* **Given exercise**
Please render the entries below as a numbered list, leaving out blank lines.

--- start Records to use ---

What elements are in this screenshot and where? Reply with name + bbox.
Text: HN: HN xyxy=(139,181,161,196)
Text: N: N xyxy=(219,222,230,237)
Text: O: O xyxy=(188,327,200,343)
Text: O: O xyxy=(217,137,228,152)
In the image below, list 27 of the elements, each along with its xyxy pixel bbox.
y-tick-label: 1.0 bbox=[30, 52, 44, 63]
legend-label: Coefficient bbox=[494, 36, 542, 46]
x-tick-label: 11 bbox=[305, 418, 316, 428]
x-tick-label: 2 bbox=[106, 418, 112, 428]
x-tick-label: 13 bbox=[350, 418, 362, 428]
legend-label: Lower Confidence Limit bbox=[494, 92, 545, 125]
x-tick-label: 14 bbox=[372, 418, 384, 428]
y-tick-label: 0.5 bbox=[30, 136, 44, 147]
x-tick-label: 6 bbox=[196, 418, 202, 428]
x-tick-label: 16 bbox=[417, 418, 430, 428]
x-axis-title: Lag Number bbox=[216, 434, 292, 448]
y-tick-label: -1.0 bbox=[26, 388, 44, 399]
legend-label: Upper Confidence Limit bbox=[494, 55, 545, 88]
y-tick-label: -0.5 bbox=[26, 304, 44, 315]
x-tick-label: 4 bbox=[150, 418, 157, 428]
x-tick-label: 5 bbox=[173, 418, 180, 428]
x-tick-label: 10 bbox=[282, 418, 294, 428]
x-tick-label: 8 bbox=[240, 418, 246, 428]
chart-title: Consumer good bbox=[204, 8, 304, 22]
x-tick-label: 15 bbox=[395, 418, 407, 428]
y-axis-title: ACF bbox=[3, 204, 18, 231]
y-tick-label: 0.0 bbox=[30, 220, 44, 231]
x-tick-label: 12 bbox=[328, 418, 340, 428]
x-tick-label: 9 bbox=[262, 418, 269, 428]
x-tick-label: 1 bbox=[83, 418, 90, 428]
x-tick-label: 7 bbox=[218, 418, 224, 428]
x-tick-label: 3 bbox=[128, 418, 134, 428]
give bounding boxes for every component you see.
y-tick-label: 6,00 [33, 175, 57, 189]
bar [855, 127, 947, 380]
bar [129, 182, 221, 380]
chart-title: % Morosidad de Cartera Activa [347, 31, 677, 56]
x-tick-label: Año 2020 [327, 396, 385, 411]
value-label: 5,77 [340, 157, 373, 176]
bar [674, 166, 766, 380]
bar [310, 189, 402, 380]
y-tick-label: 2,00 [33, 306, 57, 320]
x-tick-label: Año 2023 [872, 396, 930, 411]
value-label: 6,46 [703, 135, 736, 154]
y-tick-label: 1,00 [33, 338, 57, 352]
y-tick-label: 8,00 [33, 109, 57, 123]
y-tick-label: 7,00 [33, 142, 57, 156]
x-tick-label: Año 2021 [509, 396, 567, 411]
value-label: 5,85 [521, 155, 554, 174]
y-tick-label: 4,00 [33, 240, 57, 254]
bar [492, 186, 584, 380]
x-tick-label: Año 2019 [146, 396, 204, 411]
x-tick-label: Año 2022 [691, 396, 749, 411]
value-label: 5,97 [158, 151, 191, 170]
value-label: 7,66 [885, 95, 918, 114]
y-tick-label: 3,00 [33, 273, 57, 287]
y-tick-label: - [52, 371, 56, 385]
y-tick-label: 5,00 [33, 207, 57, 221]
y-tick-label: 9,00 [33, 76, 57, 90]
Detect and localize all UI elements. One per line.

--- end Records to use ---

* **Final answer**
1. What elements are in this screenshot and where? Reply with name + bbox.
2. Text: HN: HN xyxy=(139,181,161,196)
3. Text: N: N xyxy=(219,222,230,237)
4. Text: O: O xyxy=(188,327,200,343)
5. Text: O: O xyxy=(217,137,228,152)
6. In the image below, list 27 of the elements, each along with its xyxy pixel bbox.
7. y-tick-label: 1.0 bbox=[30, 52, 44, 63]
8. legend-label: Coefficient bbox=[494, 36, 542, 46]
9. x-tick-label: 11 bbox=[305, 418, 316, 428]
10. x-tick-label: 2 bbox=[106, 418, 112, 428]
11. x-tick-label: 13 bbox=[350, 418, 362, 428]
12. legend-label: Lower Confidence Limit bbox=[494, 92, 545, 125]
13. x-tick-label: 14 bbox=[372, 418, 384, 428]
14. y-tick-label: 0.5 bbox=[30, 136, 44, 147]
15. x-tick-label: 6 bbox=[196, 418, 202, 428]
16. x-tick-label: 16 bbox=[417, 418, 430, 428]
17. x-axis-title: Lag Number bbox=[216, 434, 292, 448]
18. y-tick-label: -1.0 bbox=[26, 388, 44, 399]
19. legend-label: Upper Confidence Limit bbox=[494, 55, 545, 88]
20. y-tick-label: -0.5 bbox=[26, 304, 44, 315]
21. x-tick-label: 4 bbox=[150, 418, 157, 428]
22. x-tick-label: 5 bbox=[173, 418, 180, 428]
23. x-tick-label: 10 bbox=[282, 418, 294, 428]
24. x-tick-label: 8 bbox=[240, 418, 246, 428]
25. chart-title: Consumer good bbox=[204, 8, 304, 22]
26. x-tick-label: 15 bbox=[395, 418, 407, 428]
27. y-axis-title: ACF bbox=[3, 204, 18, 231]
28. y-tick-label: 0.0 bbox=[30, 220, 44, 231]
29. x-tick-label: 12 bbox=[328, 418, 340, 428]
30. x-tick-label: 9 bbox=[262, 418, 269, 428]
31. x-tick-label: 1 bbox=[83, 418, 90, 428]
32. x-tick-label: 7 bbox=[218, 418, 224, 428]
33. x-tick-label: 3 bbox=[128, 418, 134, 428]
34. give bounding boxes for every component you see.
35. y-tick-label: 6,00 [33, 175, 57, 189]
36. bar [855, 127, 947, 380]
37. bar [129, 182, 221, 380]
38. chart-title: % Morosidad de Cartera Activa [347, 31, 677, 56]
39. x-tick-label: Año 2020 [327, 396, 385, 411]
40. value-label: 5,77 [340, 157, 373, 176]
41. bar [674, 166, 766, 380]
42. bar [310, 189, 402, 380]
43. y-tick-label: 2,00 [33, 306, 57, 320]
44. x-tick-label: Año 2023 [872, 396, 930, 411]
45. value-label: 6,46 [703, 135, 736, 154]
46. y-tick-label: 1,00 [33, 338, 57, 352]
47. y-tick-label: 8,00 [33, 109, 57, 123]
48. y-tick-label: 7,00 [33, 142, 57, 156]
49. x-tick-label: Año 2021 [509, 396, 567, 411]
50. value-label: 5,85 [521, 155, 554, 174]
51. y-tick-label: 4,00 [33, 240, 57, 254]
52. bar [492, 186, 584, 380]
53. x-tick-label: Año 2019 [146, 396, 204, 411]
54. x-tick-label: Año 2022 [691, 396, 749, 411]
55. value-label: 5,97 [158, 151, 191, 170]
56. value-label: 7,66 [885, 95, 918, 114]
57. y-tick-label: 3,00 [33, 273, 57, 287]
58. y-tick-label: - [52, 371, 56, 385]
59. y-tick-label: 5,00 [33, 207, 57, 221]
60. y-tick-label: 9,00 [33, 76, 57, 90]
61. Detect and localize all UI elements. One per line.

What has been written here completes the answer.